課題の指示: 下の加入戦術をめぐる本文から、「大会後、中央書記局の鎌倉らは」で始まり「野合したとの批判を展開した。」で終わる箇所を一字一句違えずに書き写せ。

== 本文

大会後、中央書記局の鎌倉らは山西英一らの示唆をうけて加入戦術の採用を提案した。鎌倉提案は、組織全体を社会党加入活動に移行させようとするものであった。したがってそれは青年インターの解散をもふくんでいた。この提案は、すでに青年インターの組織化のとりくみを開始している関東のメンバーに、強い不満と反発を生み出した。他方、関西は、全体として鎌倉提案に反対であった。関西は、部分加入はあり得るが、全面加入は誤りだとの立場にいた。だが、関西でも青年労働者は社青同に急速に結集しつつあった。青年インターとして活動を開始した若い労働者活動家は、孤立を強制され、分散化していた。彼らは、大原を中心とする関西の青年インター指導部がこうした現場の困難に適切な指導を行ないえず、官僚化しているとして不信と反発を深めていた。青年インターのこの混乱のなかで、関西ビューローは、部分的加入戦術を採用することによって、労働運動の総体的情勢との結合をはかることを提案した。大原は、ビューローのこの方針に反対し、ビューローは鎌倉を中心とする全面加入派と野合したとの批判を展開した。

====
== データの内容

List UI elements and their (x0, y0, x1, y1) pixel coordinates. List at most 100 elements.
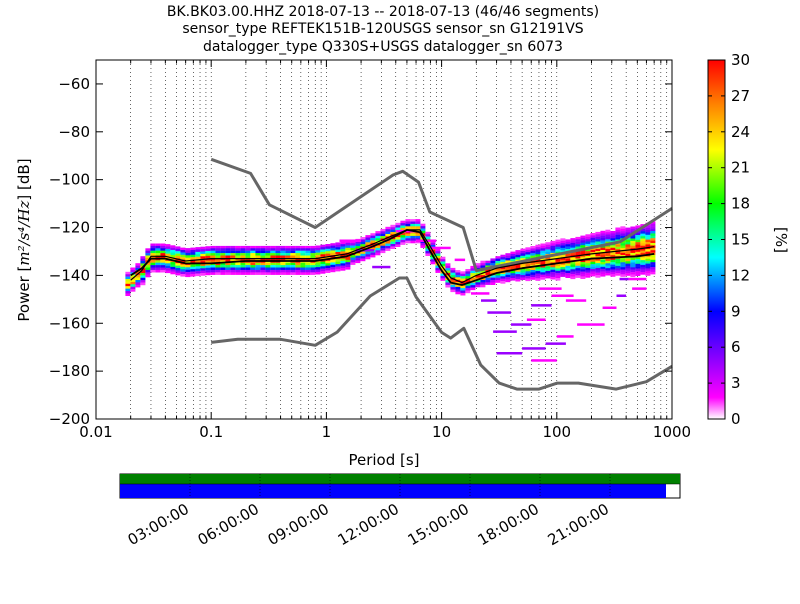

====

完全な回答:
大会後、中央書記局の鎌倉らは山西英一らの示唆をうけて加入戦術の採用を提案した。鎌倉提案は、組織全体を社会党加入活動に移行させようとするものであった。したがってそれは青年インターの解散をもふくんでいた。この提案は、すでに青年インターの組織化のとりくみを開始している関東のメンバーに、強い不満と反発を生み出した。他方、関西は、全体として鎌倉提案に反対であった。関西は、部分加入はあり得るが、全面加入は誤りだとの立場にいた。だが、関西でも青年労働者は社青同に急速に結集しつつあった。青年インターとして活動を開始した若い労働者活動家は、孤立を強制され、分散化していた。彼らは、大原を中心とする関西の青年インター指導部がこうした現場の困難に適切な指導を行ないえず、官僚化しているとして不信と反発を深めていた。青年インターのこの混乱のなかで、関西ビューローは、部分的加入戦術を採用することによって、労働運動の総体的情勢との結合をはかることを提案した。大原は、ビューローのこの方針に反対し、ビューローは鎌倉を中心とする全面加入派と野合したとの批判を展開した。